-- begin Dataset --

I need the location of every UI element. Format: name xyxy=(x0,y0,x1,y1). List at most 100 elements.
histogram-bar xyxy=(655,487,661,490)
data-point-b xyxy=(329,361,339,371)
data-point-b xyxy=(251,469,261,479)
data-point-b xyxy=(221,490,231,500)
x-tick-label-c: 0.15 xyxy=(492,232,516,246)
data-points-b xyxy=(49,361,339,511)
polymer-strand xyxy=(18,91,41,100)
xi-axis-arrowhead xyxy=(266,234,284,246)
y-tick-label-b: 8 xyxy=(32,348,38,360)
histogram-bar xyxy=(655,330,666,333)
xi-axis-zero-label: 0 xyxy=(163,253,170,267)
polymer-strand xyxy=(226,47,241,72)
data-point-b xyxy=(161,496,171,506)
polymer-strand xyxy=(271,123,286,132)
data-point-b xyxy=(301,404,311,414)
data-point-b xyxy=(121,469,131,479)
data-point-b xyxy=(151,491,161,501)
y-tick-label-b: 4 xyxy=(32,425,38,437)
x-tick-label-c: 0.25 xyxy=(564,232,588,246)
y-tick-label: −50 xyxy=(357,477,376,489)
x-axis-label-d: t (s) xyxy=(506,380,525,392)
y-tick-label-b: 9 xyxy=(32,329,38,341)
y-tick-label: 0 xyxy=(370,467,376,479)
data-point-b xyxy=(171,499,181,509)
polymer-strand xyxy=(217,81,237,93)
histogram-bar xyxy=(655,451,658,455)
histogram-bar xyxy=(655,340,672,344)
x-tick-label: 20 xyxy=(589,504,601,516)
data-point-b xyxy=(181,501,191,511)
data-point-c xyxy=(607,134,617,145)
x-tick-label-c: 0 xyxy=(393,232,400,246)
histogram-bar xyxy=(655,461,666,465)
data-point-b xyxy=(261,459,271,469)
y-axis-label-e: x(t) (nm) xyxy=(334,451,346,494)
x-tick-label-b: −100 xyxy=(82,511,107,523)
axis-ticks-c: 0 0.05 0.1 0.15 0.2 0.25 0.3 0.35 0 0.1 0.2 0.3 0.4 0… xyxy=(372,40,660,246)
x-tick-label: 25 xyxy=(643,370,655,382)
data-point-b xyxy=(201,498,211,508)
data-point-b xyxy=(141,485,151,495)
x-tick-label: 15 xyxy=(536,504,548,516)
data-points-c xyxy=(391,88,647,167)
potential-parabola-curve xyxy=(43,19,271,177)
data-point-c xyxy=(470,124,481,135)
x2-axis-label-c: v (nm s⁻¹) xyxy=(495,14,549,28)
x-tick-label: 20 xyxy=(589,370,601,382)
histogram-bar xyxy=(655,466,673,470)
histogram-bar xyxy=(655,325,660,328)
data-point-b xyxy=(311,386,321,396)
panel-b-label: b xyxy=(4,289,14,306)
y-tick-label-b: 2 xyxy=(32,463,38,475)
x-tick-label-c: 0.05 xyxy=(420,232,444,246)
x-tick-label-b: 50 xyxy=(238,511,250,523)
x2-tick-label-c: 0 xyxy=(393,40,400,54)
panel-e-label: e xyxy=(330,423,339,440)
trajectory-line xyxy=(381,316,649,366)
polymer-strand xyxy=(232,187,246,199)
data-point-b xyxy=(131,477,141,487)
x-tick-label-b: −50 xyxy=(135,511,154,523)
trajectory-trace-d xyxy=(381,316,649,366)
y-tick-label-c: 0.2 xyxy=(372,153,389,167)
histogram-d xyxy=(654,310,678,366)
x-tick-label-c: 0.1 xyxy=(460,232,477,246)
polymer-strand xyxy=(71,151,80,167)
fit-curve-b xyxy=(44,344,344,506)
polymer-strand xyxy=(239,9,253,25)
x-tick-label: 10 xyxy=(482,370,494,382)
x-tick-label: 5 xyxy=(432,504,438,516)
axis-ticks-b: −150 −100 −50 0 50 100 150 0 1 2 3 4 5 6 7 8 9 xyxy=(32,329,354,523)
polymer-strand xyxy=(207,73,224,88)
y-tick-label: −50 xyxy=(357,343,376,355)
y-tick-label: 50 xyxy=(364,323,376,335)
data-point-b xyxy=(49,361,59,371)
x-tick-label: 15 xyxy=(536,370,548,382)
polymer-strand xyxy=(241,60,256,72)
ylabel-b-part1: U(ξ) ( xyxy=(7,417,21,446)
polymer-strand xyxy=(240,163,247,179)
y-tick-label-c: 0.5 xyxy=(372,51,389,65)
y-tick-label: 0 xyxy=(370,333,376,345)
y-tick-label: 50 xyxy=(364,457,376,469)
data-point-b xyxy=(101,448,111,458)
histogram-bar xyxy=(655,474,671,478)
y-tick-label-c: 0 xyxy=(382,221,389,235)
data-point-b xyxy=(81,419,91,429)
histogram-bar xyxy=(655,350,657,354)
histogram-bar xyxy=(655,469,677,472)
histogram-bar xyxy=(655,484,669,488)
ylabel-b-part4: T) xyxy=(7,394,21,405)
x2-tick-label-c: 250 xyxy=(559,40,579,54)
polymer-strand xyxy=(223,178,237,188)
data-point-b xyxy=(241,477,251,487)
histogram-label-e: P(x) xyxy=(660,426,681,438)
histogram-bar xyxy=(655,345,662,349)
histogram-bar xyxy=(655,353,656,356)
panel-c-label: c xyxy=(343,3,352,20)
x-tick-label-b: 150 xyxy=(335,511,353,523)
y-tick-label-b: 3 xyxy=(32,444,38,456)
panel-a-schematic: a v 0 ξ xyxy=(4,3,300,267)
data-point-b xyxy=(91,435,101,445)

-- end Dataset --

Reproduce the lines of the records above verbatim.

[Solution to the exercise]
I need the location of every UI element. Format: name xyxy=(x0,y0,x1,y1). List at most 100 elements.
histogram-bar xyxy=(655,487,661,490)
data-point-b xyxy=(329,361,339,371)
data-point-b xyxy=(251,469,261,479)
data-point-b xyxy=(221,490,231,500)
x-tick-label-c: 0.15 xyxy=(492,232,516,246)
data-points-b xyxy=(49,361,339,511)
polymer-strand xyxy=(18,91,41,100)
xi-axis-arrowhead xyxy=(266,234,284,246)
y-tick-label-b: 8 xyxy=(32,348,38,360)
histogram-bar xyxy=(655,330,666,333)
xi-axis-zero-label: 0 xyxy=(163,253,170,267)
polymer-strand xyxy=(226,47,241,72)
data-point-b xyxy=(161,496,171,506)
polymer-strand xyxy=(271,123,286,132)
data-point-b xyxy=(301,404,311,414)
data-point-b xyxy=(121,469,131,479)
data-point-b xyxy=(151,491,161,501)
y-tick-label-b: 4 xyxy=(32,425,38,437)
x-tick-label-c: 0.25 xyxy=(564,232,588,246)
y-tick-label: −50 xyxy=(357,477,376,489)
x-axis-label-d: t (s) xyxy=(506,380,525,392)
y-tick-label-b: 9 xyxy=(32,329,38,341)
y-tick-label: 0 xyxy=(370,467,376,479)
data-point-b xyxy=(171,499,181,509)
polymer-strand xyxy=(217,81,237,93)
histogram-bar xyxy=(655,451,658,455)
histogram-bar xyxy=(655,340,672,344)
x-tick-label: 20 xyxy=(589,504,601,516)
data-point-b xyxy=(181,501,191,511)
data-point-c xyxy=(607,134,617,145)
x-tick-label-c: 0 xyxy=(393,232,400,246)
histogram-bar xyxy=(655,461,666,465)
data-point-b xyxy=(261,459,271,469)
y-axis-label-e: x(t) (nm) xyxy=(334,451,346,494)
x-tick-label-b: −100 xyxy=(82,511,107,523)
axis-ticks-c: 0 0.05 0.1 0.15 0.2 0.25 0.3 0.35 0 0.1 0.2 0.3 0.4 0… xyxy=(372,40,660,246)
x-tick-label: 25 xyxy=(643,370,655,382)
data-point-b xyxy=(201,498,211,508)
data-point-b xyxy=(141,485,151,495)
x-tick-label: 15 xyxy=(536,504,548,516)
data-points-c xyxy=(391,88,647,167)
potential-parabola-curve xyxy=(43,19,271,177)
data-point-c xyxy=(470,124,481,135)
x2-axis-label-c: v (nm s⁻¹) xyxy=(495,14,549,28)
x-tick-label: 20 xyxy=(589,370,601,382)
histogram-bar xyxy=(655,466,673,470)
histogram-bar xyxy=(655,325,660,328)
data-point-b xyxy=(311,386,321,396)
panel-b-label: b xyxy=(4,289,14,306)
y-tick-label-b: 2 xyxy=(32,463,38,475)
x-tick-label-c: 0.05 xyxy=(420,232,444,246)
x-tick-label-b: 50 xyxy=(238,511,250,523)
x2-tick-label-c: 0 xyxy=(393,40,400,54)
panel-e-label: e xyxy=(330,423,339,440)
trajectory-line xyxy=(381,316,649,366)
polymer-strand xyxy=(232,187,246,199)
data-point-b xyxy=(131,477,141,487)
x-tick-label-b: −50 xyxy=(135,511,154,523)
trajectory-trace-d xyxy=(381,316,649,366)
y-tick-label-c: 0.2 xyxy=(372,153,389,167)
histogram-d xyxy=(654,310,678,366)
x-tick-label-c: 0.1 xyxy=(460,232,477,246)
polymer-strand xyxy=(71,151,80,167)
fit-curve-b xyxy=(44,344,344,506)
polymer-strand xyxy=(239,9,253,25)
x-tick-label: 10 xyxy=(482,370,494,382)
x-tick-label: 5 xyxy=(432,504,438,516)
axis-ticks-b: −150 −100 −50 0 50 100 150 0 1 2 3 4 5 6 7 8 9 xyxy=(32,329,354,523)
polymer-strand xyxy=(207,73,224,88)
y-tick-label: −50 xyxy=(357,343,376,355)
y-tick-label: 50 xyxy=(364,323,376,335)
data-point-b xyxy=(49,361,59,371)
x-tick-label: 15 xyxy=(536,370,548,382)
polymer-strand xyxy=(241,60,256,72)
ylabel-b-part1: U(ξ) ( xyxy=(7,417,21,446)
polymer-strand xyxy=(240,163,247,179)
y-tick-label-c: 0.5 xyxy=(372,51,389,65)
y-tick-label: 0 xyxy=(370,333,376,345)
y-tick-label: 50 xyxy=(364,457,376,469)
data-point-b xyxy=(101,448,111,458)
histogram-bar xyxy=(655,474,671,478)
y-tick-label-c: 0 xyxy=(382,221,389,235)
data-point-b xyxy=(81,419,91,429)
histogram-bar xyxy=(655,350,657,354)
histogram-bar xyxy=(655,469,677,472)
histogram-bar xyxy=(655,484,669,488)
ylabel-b-part4: T) xyxy=(7,394,21,405)
x2-tick-label-c: 250 xyxy=(559,40,579,54)
polymer-strand xyxy=(223,178,237,188)
data-point-b xyxy=(241,477,251,487)
histogram-label-e: P(x) xyxy=(660,426,681,438)
histogram-bar xyxy=(655,345,662,349)
histogram-bar xyxy=(655,353,656,356)
panel-c-label: c xyxy=(343,3,352,20)
x-tick-label-b: 150 xyxy=(335,511,353,523)
y-tick-label-b: 3 xyxy=(32,444,38,456)
panel-a-schematic: a v 0 ξ xyxy=(4,3,300,267)
data-point-b xyxy=(91,435,101,445)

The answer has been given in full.